Each line that holds the word "must" is to be identified and copied.
● ● ●
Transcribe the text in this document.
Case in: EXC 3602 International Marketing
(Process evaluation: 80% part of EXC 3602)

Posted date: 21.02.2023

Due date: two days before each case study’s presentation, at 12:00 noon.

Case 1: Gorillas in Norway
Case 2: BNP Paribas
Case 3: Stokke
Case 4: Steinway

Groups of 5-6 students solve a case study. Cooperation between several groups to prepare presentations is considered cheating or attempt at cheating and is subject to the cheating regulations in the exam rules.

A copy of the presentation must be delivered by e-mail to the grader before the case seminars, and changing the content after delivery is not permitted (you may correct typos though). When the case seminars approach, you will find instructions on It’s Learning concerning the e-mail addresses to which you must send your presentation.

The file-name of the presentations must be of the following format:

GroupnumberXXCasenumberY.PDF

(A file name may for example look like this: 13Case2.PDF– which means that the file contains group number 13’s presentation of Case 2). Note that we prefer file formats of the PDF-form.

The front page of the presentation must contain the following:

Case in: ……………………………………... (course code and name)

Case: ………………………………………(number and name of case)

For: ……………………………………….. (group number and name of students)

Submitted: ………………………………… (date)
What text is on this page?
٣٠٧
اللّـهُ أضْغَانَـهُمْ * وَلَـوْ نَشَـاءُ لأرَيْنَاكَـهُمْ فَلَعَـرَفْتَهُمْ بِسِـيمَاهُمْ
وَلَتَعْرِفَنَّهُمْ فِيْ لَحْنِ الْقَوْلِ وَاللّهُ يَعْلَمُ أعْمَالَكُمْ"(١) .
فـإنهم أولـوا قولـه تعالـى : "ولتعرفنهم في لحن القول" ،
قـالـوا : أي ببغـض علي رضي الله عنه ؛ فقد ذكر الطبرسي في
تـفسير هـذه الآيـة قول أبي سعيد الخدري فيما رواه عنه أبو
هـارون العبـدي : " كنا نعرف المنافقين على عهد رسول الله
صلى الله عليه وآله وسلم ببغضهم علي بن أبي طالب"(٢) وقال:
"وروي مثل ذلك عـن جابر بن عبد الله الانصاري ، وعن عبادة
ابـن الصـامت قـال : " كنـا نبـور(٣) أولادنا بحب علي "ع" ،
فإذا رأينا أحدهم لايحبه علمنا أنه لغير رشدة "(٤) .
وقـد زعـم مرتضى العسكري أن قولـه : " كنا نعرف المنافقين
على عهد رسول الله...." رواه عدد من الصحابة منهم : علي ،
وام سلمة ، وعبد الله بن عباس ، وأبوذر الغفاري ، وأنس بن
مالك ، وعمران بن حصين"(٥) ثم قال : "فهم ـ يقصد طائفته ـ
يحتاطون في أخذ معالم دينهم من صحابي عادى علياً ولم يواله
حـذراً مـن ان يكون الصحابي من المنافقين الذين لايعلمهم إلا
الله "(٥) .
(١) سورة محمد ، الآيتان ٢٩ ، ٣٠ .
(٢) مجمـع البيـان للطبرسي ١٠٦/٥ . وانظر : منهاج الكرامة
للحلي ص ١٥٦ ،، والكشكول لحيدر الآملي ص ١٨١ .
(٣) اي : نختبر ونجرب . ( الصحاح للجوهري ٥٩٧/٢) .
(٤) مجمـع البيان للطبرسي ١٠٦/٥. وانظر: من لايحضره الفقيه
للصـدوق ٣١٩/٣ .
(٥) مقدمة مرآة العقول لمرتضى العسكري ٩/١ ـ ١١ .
● ● ●
### Written response
A copy of the presentation must be delivered by e-mail to the grader before the case seminars, and changing the content after delivery is not permitted (you may correct typos though). When the case seminars approach, you will find instructions on It’s Learning concerning the e-mail addresses to which you must send your presentation.
The file-name of the presentations must be of the following format:
The front page of the presentation must contain the following:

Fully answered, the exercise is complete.